Go through the material and pull out every line with the string "Logarithmic" in it.

___ Records provided ___

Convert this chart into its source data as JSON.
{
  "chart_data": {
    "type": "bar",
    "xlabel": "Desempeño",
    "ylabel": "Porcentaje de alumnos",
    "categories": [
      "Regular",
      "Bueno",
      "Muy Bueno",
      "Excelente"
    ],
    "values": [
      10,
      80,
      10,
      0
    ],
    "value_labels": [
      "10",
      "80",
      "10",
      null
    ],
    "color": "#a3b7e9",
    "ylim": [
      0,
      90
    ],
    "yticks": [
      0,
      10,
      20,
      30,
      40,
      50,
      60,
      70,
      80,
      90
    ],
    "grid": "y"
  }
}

___
___ Records provided ___

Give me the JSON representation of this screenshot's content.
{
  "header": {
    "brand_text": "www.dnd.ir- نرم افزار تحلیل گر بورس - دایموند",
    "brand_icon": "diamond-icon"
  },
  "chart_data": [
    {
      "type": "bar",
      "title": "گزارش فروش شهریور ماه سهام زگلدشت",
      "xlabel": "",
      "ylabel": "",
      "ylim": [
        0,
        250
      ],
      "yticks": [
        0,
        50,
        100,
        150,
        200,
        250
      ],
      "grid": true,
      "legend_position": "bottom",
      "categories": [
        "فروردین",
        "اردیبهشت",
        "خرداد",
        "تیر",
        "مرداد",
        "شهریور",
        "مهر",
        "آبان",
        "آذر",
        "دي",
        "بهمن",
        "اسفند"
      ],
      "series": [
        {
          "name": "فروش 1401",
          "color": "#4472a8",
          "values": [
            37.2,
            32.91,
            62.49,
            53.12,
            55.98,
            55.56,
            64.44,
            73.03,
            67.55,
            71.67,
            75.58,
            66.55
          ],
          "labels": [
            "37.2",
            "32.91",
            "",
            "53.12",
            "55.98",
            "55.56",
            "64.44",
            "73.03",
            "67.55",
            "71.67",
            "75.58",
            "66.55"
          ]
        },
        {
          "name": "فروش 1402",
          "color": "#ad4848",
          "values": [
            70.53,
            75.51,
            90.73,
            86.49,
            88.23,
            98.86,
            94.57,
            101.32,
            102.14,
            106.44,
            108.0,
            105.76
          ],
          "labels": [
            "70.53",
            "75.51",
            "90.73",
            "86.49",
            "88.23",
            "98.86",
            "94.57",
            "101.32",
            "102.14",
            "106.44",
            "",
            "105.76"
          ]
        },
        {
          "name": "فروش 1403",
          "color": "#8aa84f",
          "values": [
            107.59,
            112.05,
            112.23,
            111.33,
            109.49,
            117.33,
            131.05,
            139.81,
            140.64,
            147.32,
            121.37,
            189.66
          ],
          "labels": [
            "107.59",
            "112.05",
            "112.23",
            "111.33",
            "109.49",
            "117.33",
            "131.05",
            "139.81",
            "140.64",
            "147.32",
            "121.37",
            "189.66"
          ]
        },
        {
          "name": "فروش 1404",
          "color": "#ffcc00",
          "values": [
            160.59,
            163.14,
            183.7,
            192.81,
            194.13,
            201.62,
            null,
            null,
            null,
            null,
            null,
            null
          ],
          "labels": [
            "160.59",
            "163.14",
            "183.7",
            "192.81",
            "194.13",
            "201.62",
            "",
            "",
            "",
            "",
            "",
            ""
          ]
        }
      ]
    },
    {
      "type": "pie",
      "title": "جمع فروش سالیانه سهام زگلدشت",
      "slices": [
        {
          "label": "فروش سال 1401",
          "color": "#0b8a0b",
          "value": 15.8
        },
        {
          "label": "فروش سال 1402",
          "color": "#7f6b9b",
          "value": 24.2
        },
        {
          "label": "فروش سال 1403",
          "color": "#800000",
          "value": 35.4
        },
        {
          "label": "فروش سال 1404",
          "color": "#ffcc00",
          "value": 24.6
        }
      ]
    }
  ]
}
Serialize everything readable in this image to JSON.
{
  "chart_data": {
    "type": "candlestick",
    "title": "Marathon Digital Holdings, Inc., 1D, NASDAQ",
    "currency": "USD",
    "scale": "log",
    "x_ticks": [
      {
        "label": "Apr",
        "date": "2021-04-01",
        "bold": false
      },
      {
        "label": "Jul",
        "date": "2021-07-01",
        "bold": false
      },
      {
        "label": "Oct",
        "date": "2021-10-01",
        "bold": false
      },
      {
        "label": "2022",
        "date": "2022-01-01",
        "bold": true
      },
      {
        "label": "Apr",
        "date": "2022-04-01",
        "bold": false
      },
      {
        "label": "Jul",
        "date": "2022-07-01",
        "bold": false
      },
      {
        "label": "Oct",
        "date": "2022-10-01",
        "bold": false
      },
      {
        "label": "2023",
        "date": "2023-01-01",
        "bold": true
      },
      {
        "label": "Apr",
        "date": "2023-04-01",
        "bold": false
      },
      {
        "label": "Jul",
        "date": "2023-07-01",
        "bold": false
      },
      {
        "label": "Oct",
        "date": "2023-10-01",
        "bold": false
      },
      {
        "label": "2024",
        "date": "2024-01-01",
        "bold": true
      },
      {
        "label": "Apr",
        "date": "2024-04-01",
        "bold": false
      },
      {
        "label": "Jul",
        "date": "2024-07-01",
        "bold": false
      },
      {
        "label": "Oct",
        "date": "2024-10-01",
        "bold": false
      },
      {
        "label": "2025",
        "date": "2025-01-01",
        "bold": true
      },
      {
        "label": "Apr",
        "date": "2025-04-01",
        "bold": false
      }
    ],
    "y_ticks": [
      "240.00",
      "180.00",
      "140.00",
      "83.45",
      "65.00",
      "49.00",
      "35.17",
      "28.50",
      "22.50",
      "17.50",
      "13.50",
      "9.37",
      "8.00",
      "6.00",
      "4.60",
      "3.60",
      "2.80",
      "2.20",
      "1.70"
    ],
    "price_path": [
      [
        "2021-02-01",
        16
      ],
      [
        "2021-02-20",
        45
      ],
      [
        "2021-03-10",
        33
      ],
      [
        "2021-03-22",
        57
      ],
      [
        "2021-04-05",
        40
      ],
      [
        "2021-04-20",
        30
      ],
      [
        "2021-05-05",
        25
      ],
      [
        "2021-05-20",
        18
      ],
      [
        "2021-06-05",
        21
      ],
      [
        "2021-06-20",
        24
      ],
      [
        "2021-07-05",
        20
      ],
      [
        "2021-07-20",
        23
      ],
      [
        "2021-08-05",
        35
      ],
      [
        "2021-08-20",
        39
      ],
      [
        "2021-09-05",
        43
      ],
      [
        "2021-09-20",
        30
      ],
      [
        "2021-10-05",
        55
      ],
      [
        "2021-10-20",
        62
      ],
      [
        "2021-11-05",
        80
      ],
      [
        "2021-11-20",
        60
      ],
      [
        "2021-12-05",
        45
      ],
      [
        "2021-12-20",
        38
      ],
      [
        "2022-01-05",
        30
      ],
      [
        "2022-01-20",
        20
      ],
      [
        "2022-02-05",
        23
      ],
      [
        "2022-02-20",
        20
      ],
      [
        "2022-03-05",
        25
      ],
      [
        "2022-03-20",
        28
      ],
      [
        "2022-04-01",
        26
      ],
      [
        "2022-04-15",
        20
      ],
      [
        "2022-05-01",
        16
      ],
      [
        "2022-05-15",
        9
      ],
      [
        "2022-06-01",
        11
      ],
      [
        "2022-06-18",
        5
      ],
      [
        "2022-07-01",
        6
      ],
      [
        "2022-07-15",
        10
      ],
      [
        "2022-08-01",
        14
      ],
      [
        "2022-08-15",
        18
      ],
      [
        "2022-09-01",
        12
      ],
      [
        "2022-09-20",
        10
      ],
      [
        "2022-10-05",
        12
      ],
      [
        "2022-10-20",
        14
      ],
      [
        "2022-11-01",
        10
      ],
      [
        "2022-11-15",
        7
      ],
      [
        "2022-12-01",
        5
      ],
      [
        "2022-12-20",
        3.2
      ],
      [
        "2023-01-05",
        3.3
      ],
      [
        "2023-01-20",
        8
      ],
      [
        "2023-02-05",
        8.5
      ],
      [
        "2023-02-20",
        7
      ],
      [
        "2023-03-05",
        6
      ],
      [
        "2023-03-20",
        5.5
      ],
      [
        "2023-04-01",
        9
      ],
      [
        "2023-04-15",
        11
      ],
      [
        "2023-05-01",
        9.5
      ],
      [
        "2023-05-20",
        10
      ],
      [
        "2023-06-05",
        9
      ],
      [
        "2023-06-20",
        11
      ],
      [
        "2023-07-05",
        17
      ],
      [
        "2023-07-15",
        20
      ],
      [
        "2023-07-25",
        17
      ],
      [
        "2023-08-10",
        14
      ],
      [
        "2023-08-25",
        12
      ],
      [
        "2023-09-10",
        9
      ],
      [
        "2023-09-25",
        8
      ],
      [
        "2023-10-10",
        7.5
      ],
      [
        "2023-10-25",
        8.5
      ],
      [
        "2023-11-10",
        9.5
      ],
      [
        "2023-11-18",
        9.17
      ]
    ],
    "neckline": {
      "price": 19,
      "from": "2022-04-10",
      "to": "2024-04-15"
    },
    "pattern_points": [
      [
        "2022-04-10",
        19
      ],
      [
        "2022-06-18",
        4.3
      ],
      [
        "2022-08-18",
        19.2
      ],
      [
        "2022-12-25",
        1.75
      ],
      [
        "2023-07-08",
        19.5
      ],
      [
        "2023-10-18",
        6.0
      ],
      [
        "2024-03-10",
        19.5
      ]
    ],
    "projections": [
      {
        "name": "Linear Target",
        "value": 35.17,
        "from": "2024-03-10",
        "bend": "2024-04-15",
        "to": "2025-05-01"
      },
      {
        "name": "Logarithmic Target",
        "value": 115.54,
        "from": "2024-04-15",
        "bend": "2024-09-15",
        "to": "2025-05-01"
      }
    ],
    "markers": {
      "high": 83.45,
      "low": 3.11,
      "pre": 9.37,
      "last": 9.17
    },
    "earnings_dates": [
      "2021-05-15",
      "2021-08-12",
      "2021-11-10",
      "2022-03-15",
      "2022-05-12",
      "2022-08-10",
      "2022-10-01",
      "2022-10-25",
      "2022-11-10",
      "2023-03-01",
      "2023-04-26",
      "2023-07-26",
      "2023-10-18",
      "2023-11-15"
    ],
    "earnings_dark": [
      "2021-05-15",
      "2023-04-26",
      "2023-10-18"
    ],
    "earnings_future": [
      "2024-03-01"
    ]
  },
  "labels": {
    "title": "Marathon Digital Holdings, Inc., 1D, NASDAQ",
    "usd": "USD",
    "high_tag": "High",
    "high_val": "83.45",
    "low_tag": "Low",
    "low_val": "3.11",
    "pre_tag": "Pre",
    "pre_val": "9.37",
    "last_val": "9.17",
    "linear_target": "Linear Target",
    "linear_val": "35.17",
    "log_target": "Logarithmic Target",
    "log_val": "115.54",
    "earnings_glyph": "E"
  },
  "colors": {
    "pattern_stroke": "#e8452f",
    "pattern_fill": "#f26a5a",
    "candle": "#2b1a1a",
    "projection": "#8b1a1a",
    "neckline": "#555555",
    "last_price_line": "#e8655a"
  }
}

___
___ Records provided ___

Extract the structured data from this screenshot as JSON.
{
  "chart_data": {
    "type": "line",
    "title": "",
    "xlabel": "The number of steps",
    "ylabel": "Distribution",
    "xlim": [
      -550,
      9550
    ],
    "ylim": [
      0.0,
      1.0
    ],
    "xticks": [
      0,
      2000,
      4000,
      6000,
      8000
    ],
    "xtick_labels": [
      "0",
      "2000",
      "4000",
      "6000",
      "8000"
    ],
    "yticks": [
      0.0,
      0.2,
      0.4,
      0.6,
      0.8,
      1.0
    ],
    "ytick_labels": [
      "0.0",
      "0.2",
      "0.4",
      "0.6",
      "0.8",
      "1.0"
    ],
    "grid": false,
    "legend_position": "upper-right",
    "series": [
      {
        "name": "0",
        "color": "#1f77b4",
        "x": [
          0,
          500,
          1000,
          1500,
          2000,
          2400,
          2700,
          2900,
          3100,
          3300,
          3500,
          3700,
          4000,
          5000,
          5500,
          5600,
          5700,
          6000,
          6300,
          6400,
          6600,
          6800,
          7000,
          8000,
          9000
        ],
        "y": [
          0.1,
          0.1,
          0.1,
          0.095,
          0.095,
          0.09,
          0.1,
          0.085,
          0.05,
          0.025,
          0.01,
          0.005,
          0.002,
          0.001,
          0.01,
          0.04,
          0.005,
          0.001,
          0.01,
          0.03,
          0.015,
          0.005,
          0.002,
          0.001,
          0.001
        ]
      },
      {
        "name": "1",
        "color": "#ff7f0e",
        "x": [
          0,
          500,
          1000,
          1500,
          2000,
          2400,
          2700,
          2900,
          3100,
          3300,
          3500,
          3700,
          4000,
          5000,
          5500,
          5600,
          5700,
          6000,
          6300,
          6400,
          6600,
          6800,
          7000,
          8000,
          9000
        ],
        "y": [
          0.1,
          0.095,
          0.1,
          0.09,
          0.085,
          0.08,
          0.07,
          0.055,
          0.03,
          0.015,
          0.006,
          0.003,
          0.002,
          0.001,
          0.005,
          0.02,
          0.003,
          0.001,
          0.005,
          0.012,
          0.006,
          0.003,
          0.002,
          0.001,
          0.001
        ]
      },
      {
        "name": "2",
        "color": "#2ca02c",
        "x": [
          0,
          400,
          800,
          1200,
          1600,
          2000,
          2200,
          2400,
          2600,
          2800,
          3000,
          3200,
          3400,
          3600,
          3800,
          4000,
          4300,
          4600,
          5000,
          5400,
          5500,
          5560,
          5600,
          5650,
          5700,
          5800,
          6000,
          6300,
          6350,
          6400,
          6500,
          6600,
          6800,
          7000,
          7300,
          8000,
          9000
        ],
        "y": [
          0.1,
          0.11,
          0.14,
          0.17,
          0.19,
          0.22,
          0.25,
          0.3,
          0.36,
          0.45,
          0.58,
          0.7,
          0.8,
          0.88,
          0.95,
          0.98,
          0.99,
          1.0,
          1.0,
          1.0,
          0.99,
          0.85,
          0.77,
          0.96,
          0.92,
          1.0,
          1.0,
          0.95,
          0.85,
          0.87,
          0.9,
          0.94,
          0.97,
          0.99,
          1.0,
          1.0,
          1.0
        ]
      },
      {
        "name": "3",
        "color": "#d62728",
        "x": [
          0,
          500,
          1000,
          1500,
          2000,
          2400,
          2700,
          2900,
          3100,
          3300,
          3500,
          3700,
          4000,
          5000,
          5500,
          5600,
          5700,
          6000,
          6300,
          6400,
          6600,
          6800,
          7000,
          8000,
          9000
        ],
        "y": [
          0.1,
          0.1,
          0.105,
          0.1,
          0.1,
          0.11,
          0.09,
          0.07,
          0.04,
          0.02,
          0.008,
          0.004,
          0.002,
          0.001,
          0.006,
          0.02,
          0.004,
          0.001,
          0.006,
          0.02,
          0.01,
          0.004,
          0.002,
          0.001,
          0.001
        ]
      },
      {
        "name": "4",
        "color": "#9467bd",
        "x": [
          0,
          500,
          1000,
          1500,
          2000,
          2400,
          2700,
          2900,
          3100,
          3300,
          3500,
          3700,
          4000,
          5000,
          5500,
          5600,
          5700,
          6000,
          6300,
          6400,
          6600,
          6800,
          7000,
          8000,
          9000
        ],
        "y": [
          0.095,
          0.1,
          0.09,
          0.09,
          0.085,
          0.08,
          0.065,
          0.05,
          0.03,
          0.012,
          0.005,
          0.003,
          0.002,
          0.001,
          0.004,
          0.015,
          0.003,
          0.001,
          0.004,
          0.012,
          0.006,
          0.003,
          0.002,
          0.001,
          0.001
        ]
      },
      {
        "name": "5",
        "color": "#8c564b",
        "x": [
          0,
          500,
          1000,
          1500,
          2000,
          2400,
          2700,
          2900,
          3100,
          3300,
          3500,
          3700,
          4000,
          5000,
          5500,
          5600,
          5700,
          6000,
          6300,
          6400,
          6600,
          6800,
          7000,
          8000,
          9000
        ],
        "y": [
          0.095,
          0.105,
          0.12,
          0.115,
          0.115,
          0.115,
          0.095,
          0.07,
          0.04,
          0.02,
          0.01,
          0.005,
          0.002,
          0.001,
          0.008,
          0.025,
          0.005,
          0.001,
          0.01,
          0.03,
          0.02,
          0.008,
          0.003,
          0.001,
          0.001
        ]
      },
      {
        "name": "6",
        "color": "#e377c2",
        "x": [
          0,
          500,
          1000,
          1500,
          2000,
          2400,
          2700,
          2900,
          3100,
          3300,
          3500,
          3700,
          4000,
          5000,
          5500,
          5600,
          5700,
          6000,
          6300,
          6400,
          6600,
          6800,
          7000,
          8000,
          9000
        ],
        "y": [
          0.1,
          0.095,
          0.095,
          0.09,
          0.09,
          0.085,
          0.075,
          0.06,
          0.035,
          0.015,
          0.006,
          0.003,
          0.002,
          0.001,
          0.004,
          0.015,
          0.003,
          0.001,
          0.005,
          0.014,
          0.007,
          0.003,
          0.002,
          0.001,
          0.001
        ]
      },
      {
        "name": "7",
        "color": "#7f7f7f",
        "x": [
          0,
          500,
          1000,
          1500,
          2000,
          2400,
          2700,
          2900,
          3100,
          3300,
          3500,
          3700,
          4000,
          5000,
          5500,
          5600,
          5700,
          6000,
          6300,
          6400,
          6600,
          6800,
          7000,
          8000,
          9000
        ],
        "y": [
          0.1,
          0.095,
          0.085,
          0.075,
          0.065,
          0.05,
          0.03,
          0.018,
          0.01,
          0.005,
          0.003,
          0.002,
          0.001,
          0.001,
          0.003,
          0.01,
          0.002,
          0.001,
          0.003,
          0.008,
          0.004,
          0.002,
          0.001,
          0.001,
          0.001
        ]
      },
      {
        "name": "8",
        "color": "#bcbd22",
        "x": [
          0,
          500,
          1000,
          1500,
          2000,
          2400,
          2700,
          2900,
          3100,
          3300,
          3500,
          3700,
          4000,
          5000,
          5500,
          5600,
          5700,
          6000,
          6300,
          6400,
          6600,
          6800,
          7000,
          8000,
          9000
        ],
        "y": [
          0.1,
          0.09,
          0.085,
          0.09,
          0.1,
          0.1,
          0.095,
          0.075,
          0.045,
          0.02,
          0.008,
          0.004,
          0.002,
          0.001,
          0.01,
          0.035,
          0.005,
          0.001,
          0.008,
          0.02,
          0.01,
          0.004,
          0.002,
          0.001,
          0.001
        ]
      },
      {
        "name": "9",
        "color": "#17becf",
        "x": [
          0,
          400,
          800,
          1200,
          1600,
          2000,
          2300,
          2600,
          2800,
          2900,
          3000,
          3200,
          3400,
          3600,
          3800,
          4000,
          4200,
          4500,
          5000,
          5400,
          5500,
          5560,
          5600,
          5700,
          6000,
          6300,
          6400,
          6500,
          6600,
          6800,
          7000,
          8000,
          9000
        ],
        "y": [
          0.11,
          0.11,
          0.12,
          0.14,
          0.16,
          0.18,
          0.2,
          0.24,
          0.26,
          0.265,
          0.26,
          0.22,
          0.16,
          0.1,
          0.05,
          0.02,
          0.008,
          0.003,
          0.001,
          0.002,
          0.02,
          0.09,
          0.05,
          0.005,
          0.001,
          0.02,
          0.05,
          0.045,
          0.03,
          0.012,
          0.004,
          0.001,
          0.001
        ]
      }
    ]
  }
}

___

Exercise response:
        "name": "Logarithmic Target",
    "log_target": "Logarithmic Target",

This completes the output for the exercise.